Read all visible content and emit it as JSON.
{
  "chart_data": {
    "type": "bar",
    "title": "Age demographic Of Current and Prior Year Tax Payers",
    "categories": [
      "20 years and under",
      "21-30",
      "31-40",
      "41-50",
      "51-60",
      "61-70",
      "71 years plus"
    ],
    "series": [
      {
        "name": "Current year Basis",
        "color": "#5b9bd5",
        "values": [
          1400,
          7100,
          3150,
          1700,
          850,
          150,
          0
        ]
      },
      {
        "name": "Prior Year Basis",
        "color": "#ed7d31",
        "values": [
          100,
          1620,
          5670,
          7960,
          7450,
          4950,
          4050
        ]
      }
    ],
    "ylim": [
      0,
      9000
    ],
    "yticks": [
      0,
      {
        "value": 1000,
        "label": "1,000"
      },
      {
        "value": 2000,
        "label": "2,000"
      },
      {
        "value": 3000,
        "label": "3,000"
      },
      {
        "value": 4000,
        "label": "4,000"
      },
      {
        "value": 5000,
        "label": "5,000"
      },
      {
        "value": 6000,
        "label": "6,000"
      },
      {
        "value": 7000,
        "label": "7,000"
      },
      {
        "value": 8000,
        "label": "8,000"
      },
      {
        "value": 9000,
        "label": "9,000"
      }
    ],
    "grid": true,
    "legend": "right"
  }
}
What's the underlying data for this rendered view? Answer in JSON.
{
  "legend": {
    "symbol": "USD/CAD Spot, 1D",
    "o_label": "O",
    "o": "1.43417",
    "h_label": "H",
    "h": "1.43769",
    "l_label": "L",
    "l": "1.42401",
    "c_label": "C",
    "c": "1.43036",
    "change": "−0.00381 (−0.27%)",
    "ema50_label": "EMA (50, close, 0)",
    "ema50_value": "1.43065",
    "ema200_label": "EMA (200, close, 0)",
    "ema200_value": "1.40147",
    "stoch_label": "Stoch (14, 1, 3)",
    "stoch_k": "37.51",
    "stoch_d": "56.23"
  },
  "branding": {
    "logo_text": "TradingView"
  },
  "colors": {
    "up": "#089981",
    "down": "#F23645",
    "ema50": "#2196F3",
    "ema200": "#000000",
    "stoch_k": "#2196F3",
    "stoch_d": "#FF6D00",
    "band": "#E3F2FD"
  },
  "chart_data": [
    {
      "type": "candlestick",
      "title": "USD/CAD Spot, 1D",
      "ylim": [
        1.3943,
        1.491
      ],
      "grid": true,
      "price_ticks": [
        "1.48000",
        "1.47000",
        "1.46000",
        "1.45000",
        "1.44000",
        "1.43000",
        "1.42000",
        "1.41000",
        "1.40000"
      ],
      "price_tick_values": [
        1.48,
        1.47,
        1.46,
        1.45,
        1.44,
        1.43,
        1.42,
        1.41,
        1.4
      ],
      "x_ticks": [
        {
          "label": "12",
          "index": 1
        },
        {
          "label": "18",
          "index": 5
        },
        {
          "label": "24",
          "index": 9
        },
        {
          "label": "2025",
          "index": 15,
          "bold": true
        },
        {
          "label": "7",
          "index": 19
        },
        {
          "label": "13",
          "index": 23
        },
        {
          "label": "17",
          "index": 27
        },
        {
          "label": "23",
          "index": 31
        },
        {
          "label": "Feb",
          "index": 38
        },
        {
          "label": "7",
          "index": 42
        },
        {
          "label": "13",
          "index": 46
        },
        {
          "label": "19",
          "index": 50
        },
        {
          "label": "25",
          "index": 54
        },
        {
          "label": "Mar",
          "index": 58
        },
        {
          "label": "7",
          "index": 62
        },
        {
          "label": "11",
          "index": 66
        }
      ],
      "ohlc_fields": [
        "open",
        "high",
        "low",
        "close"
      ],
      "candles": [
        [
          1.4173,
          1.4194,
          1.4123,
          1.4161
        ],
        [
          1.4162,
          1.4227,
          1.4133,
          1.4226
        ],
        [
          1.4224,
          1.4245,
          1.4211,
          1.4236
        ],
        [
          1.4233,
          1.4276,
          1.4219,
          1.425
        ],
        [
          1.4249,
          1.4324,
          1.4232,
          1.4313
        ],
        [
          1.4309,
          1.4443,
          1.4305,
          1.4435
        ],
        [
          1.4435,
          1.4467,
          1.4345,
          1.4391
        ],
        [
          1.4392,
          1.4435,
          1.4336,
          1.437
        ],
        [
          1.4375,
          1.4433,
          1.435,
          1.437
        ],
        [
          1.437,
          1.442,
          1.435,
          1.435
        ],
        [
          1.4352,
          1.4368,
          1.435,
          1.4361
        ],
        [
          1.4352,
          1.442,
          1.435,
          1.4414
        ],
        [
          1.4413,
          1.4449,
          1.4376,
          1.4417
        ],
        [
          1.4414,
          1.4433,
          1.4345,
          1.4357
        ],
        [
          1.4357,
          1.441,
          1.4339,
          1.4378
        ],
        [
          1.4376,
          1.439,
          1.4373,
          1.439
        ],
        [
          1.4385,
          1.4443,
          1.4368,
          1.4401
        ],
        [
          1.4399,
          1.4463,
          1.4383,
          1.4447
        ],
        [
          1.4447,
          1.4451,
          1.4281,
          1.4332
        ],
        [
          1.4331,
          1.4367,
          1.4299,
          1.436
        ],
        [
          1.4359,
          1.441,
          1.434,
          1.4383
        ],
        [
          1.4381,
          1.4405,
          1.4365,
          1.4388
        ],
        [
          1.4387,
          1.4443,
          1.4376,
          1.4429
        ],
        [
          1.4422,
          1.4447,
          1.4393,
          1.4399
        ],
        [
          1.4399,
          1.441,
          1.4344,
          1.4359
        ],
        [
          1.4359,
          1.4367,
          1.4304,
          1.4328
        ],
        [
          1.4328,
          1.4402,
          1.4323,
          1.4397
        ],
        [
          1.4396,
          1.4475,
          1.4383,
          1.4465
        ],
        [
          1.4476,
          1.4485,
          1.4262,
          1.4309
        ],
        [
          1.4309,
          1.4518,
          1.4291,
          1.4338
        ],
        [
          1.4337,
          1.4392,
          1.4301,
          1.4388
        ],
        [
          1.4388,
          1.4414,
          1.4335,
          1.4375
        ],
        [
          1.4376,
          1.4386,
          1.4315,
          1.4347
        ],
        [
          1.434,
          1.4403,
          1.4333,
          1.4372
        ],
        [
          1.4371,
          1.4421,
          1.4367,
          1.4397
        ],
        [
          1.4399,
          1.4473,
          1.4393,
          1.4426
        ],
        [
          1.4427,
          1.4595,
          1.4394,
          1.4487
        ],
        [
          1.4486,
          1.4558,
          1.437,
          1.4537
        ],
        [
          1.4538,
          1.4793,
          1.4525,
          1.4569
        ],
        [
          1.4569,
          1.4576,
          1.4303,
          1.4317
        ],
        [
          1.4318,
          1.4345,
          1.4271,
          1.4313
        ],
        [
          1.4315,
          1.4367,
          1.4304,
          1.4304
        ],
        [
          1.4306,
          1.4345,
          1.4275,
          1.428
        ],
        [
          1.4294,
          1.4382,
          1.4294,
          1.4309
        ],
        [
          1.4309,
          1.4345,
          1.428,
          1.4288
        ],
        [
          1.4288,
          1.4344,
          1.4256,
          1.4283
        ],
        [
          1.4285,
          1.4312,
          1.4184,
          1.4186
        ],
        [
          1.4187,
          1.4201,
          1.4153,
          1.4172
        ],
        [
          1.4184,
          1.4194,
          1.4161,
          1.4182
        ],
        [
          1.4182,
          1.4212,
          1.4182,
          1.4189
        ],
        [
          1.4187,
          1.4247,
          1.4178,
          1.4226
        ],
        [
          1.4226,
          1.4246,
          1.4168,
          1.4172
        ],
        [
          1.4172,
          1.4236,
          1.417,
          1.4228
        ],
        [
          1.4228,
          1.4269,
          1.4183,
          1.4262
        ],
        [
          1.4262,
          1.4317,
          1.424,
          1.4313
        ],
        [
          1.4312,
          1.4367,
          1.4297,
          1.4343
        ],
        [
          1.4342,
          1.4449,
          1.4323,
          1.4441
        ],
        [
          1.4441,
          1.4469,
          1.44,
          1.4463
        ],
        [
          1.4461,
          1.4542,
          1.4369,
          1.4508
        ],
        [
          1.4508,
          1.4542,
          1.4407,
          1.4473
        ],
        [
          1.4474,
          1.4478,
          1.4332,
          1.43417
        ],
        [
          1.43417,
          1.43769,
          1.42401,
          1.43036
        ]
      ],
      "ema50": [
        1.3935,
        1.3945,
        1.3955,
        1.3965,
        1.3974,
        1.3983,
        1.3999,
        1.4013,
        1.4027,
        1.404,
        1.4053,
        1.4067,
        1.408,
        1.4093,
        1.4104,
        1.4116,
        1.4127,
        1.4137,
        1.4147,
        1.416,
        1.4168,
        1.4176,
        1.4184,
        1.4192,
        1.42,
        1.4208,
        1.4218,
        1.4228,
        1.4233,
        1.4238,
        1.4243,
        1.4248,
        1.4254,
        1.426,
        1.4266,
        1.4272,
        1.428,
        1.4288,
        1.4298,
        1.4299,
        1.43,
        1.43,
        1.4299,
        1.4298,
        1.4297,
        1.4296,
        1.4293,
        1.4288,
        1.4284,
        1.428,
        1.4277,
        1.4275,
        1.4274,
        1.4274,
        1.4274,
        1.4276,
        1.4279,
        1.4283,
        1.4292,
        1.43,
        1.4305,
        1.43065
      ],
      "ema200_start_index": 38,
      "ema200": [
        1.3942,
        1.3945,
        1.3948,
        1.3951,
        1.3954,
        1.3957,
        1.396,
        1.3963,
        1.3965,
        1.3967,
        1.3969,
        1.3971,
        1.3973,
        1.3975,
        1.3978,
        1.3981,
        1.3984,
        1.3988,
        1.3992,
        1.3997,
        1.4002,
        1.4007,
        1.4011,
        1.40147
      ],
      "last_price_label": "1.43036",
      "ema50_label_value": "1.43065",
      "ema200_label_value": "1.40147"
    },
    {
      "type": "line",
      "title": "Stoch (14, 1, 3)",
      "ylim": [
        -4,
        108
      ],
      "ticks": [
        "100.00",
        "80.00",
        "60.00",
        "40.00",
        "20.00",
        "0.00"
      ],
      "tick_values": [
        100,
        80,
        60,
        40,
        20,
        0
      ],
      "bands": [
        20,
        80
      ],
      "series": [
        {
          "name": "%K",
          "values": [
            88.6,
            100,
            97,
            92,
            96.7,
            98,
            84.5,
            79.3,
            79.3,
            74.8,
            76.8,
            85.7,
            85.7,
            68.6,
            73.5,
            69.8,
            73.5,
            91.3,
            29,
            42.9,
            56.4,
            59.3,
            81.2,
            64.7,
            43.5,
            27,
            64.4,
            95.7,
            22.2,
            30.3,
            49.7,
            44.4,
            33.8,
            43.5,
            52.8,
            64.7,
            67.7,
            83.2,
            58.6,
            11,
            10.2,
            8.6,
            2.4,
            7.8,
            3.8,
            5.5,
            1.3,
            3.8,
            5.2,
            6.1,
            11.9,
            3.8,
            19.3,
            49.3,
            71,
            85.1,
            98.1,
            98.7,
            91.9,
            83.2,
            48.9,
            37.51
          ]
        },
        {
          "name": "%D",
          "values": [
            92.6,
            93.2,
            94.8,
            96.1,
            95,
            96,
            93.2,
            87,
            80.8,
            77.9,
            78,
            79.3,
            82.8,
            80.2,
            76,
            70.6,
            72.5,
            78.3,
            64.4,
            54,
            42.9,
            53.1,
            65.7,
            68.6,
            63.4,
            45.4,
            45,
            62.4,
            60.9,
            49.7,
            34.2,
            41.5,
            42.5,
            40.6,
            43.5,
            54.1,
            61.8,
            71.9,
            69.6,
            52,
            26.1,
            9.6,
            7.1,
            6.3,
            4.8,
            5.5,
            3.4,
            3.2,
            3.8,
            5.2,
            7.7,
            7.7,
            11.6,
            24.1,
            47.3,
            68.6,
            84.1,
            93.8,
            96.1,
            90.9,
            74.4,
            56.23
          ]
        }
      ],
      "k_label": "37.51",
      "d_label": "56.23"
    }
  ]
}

────────────────

Write out every line of the entries that holds the word "Basis".

        "name": "Current year Basis",
        "name": "Prior Year Basis",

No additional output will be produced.